— Exercise brief —
Show, in full, each line of the data that contains "name".
── Exercise data ──
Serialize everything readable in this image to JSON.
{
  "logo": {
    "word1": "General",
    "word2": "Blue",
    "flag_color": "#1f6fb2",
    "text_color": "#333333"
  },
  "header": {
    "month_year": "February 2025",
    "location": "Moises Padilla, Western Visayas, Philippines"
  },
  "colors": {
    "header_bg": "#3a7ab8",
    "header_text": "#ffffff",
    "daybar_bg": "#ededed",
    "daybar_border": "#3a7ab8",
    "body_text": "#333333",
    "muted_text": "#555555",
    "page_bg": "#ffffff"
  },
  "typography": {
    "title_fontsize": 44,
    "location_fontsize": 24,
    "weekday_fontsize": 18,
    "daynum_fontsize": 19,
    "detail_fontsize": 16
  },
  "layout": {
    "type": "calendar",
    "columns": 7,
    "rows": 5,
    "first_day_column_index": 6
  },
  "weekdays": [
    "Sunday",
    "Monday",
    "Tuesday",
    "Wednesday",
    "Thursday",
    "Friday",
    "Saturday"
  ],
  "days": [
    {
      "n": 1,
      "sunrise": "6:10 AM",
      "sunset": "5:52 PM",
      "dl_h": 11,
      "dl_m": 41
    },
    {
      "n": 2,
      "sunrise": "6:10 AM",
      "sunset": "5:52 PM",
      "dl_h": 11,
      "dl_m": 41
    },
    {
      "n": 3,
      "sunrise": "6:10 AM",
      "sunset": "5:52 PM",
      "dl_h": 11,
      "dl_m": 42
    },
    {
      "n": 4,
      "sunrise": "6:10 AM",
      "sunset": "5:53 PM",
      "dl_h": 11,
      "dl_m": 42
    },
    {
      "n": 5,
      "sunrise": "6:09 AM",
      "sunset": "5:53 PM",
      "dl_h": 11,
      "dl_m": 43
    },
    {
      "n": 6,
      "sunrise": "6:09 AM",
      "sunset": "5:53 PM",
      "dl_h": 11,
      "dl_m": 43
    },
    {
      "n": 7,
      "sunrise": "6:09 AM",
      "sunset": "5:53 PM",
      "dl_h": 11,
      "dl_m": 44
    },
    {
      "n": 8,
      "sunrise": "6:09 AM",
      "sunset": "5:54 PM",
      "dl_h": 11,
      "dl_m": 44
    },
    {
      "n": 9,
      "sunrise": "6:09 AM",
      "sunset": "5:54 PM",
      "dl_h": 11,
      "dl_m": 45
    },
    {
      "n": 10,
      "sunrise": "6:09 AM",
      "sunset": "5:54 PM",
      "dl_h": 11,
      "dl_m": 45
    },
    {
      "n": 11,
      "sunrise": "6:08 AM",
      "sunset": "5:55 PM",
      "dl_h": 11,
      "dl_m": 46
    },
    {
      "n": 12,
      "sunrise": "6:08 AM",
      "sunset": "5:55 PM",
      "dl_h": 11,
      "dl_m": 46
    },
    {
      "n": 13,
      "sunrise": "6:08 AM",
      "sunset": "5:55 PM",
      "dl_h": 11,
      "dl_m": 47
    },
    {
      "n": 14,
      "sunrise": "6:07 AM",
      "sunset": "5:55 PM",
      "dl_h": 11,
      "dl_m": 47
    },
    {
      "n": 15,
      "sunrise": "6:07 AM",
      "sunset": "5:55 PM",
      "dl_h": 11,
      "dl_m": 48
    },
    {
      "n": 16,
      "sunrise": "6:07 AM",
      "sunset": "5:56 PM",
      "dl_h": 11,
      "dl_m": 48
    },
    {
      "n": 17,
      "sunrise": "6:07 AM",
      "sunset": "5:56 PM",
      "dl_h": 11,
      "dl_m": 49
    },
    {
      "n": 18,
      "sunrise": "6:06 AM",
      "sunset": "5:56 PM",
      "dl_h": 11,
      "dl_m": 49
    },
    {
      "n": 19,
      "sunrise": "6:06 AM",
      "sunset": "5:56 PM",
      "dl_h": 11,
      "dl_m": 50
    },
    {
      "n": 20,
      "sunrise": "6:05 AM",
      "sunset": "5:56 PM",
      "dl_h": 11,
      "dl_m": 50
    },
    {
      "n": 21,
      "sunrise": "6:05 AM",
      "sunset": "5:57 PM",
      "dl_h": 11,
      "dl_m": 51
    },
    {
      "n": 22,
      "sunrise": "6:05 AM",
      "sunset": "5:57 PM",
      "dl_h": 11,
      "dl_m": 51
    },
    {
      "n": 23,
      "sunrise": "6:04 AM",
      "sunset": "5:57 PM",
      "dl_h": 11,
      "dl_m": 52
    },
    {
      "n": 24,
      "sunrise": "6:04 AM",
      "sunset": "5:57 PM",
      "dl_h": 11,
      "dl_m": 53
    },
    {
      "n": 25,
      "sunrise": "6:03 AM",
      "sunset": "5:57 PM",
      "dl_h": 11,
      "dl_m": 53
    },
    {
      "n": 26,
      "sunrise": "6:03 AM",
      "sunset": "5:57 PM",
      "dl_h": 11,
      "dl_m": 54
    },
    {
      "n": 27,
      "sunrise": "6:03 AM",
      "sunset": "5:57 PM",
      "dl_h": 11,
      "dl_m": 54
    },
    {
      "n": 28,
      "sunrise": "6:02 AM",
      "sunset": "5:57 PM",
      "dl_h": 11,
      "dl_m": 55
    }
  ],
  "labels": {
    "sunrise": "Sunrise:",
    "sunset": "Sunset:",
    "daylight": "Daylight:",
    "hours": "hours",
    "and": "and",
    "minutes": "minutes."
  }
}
───
── Exercise data ──
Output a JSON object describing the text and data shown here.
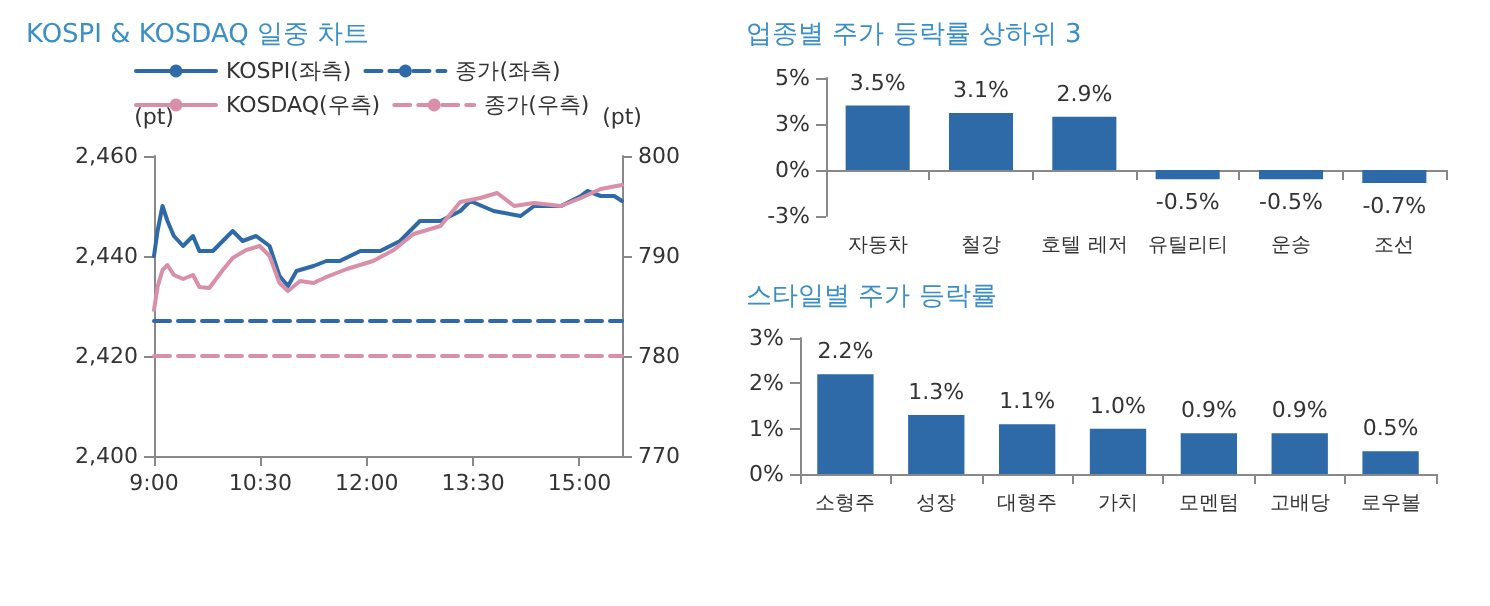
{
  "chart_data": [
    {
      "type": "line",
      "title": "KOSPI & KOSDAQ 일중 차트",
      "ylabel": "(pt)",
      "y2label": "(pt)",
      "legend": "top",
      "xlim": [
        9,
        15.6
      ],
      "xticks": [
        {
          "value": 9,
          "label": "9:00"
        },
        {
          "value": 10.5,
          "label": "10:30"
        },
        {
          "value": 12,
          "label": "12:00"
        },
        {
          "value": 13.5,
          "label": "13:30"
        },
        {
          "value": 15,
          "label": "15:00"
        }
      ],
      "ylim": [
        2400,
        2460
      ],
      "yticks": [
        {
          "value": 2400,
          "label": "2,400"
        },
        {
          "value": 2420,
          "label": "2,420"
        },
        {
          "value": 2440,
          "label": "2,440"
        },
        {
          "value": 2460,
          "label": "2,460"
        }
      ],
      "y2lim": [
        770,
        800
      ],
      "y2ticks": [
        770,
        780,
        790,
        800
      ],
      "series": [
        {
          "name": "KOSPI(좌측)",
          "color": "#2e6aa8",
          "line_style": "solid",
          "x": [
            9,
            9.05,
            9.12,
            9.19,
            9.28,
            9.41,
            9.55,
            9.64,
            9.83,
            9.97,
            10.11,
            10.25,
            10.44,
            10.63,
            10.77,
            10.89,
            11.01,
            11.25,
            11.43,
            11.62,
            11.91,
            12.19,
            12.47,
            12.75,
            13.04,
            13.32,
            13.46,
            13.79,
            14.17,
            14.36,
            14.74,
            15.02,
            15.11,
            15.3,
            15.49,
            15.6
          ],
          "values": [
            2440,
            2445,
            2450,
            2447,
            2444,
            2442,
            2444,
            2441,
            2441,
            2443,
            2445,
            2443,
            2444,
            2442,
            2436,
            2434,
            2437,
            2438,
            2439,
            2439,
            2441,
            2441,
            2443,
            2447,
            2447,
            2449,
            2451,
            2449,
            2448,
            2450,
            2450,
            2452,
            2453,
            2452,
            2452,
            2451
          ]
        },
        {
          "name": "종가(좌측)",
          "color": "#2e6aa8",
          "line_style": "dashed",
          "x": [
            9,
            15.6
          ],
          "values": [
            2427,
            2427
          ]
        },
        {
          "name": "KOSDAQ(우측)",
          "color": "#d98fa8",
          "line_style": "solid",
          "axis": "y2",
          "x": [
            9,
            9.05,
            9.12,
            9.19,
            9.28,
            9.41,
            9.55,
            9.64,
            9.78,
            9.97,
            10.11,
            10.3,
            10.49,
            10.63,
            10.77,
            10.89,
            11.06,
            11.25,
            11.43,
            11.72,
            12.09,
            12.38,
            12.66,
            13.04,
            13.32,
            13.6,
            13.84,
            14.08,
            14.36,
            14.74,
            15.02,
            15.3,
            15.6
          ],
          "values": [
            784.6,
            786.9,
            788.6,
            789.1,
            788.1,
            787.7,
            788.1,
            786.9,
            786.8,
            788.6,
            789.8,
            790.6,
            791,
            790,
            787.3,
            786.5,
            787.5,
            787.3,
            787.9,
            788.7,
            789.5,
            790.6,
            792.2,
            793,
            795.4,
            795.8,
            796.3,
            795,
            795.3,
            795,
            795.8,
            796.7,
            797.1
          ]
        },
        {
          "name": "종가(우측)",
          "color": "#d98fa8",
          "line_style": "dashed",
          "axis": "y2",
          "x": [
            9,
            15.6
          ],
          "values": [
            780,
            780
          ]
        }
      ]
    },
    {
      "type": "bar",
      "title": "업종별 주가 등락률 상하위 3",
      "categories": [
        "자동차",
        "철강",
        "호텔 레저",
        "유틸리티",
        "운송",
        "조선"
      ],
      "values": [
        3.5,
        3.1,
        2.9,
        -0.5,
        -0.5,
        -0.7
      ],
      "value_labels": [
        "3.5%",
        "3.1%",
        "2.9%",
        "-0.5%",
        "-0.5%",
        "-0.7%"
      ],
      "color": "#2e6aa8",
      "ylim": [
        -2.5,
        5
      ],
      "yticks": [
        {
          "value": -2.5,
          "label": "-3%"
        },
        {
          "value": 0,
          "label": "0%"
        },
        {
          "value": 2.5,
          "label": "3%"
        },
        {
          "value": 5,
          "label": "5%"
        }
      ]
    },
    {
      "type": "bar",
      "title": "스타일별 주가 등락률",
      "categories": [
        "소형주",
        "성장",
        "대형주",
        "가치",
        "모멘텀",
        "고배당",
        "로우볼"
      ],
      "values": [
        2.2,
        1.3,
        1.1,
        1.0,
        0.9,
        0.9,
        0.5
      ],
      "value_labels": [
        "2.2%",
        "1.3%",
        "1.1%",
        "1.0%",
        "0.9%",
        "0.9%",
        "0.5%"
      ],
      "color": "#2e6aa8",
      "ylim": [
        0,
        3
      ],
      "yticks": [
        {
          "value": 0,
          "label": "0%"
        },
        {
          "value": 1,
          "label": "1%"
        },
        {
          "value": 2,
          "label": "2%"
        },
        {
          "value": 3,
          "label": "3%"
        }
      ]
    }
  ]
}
───
── Exercise data ──
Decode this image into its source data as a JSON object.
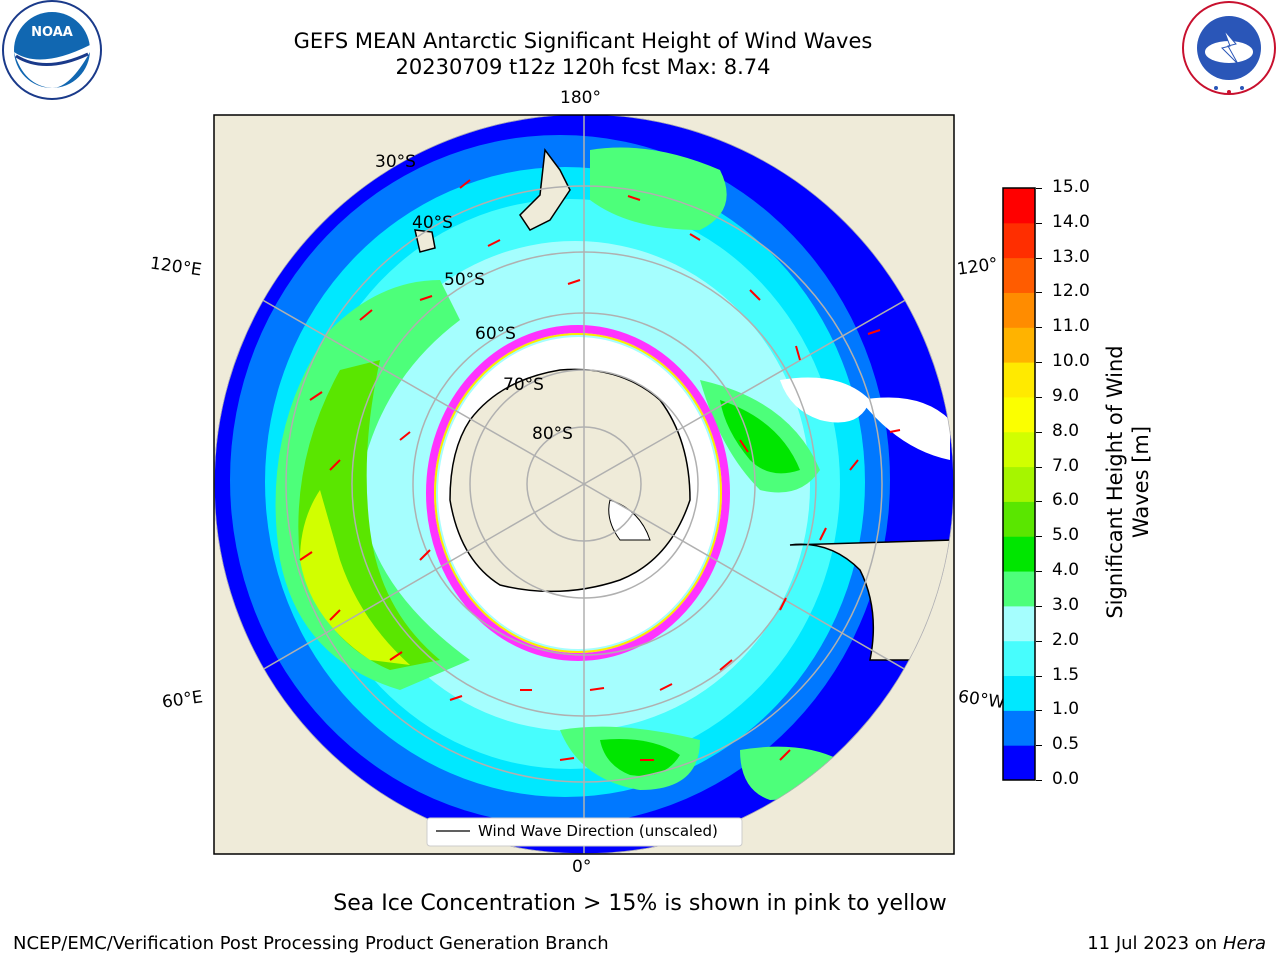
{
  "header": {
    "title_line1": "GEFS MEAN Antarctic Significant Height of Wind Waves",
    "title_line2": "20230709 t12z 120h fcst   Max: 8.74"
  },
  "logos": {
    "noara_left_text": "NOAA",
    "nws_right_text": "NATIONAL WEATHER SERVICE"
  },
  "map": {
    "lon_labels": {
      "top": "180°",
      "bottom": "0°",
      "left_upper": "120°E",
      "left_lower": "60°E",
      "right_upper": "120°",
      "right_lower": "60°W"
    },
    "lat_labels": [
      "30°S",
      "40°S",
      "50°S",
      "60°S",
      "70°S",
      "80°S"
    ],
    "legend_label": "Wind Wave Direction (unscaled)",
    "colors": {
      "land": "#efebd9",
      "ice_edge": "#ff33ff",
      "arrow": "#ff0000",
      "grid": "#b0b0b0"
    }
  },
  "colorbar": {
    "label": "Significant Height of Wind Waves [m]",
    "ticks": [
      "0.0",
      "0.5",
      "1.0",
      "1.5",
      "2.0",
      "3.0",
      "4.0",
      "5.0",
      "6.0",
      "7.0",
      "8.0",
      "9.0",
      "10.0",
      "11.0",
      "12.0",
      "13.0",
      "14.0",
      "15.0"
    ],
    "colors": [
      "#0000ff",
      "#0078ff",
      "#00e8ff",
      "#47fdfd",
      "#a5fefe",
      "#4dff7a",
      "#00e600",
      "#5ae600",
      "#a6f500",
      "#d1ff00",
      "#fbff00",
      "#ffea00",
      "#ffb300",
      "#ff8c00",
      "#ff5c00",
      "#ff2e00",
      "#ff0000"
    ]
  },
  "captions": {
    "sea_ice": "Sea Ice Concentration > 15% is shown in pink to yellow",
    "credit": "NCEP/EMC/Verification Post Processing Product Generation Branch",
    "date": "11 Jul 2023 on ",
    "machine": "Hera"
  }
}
───
— Solution to this exercise —
          "name": "KOSPI(좌측)",
          "name": "종가(좌측)",
          "name": "KOSDAQ(우측)",
          "name": "종가(우측)",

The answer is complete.